__SET TASK__.
Determine how many lines in these records hold "characters". Only the number is wanted.
— START OF RECORDS FOR THE EXERCISE —
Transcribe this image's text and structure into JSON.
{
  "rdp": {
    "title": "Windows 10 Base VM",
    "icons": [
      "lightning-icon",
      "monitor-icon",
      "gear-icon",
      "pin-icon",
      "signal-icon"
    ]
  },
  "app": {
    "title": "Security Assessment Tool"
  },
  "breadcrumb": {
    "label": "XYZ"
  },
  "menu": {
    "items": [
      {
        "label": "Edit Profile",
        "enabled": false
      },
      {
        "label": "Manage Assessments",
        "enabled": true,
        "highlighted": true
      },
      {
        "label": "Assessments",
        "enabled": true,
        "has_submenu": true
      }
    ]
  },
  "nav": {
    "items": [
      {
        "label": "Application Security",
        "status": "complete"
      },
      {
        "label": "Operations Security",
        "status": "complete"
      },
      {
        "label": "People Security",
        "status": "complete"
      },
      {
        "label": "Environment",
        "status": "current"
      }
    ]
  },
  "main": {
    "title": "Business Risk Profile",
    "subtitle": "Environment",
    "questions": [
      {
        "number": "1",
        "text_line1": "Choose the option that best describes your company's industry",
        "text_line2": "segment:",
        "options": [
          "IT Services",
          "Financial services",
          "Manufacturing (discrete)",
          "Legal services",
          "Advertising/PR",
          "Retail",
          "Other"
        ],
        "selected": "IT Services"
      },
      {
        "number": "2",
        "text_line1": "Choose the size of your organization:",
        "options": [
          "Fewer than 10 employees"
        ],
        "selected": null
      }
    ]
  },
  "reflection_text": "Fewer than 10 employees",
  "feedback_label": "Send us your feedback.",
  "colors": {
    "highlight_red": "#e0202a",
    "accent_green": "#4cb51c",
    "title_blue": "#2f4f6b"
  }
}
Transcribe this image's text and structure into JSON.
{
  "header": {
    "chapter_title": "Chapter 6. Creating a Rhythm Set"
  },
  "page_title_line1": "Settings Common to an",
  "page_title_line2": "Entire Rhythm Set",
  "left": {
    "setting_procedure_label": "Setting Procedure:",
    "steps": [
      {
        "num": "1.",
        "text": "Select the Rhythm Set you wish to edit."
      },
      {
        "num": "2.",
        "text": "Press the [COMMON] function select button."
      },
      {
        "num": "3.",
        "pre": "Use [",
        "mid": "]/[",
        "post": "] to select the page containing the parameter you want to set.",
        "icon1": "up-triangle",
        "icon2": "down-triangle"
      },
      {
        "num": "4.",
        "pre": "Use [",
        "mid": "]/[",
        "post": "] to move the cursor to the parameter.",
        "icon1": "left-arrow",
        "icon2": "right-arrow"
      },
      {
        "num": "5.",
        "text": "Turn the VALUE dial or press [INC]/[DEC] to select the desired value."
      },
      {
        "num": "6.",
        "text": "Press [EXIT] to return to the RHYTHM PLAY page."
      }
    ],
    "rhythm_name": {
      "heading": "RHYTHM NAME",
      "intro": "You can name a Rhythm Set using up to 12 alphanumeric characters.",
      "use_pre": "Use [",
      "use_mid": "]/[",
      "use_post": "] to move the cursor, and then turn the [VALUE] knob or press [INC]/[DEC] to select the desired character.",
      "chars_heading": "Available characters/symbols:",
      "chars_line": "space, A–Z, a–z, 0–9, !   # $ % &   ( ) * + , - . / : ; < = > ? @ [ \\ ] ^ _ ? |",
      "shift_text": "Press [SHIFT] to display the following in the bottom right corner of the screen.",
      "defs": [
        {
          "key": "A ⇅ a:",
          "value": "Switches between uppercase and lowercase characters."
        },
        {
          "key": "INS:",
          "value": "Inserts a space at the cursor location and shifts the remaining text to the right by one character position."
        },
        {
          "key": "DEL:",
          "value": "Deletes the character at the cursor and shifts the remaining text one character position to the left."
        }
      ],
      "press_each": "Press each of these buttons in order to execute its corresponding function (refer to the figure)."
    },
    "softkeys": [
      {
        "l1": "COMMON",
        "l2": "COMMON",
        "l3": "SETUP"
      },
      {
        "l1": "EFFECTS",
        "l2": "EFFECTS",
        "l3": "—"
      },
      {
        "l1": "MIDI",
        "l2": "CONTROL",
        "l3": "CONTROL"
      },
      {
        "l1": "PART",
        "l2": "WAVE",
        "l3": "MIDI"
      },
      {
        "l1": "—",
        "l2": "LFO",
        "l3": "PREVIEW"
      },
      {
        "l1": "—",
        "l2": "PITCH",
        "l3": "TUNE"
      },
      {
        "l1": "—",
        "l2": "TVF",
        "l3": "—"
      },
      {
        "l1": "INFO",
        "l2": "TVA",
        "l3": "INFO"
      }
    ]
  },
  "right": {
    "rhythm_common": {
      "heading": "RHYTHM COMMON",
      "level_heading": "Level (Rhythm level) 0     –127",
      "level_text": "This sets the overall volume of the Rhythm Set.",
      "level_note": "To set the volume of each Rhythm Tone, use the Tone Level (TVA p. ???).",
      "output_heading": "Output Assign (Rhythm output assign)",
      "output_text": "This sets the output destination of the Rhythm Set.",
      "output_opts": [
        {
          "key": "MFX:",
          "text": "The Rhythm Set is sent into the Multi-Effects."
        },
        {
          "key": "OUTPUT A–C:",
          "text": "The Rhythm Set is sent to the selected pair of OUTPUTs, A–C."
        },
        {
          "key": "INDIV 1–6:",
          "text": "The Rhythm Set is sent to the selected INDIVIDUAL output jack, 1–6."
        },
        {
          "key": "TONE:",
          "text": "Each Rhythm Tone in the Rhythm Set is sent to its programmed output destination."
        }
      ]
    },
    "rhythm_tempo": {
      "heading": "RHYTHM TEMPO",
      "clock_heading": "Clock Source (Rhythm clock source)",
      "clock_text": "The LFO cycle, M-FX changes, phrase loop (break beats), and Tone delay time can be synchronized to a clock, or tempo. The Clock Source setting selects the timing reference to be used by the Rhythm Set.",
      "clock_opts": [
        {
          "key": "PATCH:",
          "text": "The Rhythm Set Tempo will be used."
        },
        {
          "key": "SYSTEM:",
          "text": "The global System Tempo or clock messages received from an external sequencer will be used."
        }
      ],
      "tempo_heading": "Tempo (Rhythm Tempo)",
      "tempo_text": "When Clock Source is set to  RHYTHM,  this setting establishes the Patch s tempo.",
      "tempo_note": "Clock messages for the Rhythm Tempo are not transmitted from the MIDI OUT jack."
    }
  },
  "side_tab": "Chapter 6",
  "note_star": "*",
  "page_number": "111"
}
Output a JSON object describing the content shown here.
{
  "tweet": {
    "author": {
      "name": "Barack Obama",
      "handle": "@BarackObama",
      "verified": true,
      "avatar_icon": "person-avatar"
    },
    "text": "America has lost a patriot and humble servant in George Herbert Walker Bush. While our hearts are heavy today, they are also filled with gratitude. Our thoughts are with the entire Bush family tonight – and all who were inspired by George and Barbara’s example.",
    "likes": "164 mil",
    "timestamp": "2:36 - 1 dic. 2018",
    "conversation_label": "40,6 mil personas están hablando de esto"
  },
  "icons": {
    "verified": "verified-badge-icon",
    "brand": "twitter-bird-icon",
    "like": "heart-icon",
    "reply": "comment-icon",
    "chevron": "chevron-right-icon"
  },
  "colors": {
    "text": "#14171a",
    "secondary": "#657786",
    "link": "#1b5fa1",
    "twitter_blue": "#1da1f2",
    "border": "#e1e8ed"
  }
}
— END OF RECORDS FOR THE EXERCISE —
__FINAL ANSWER__.
3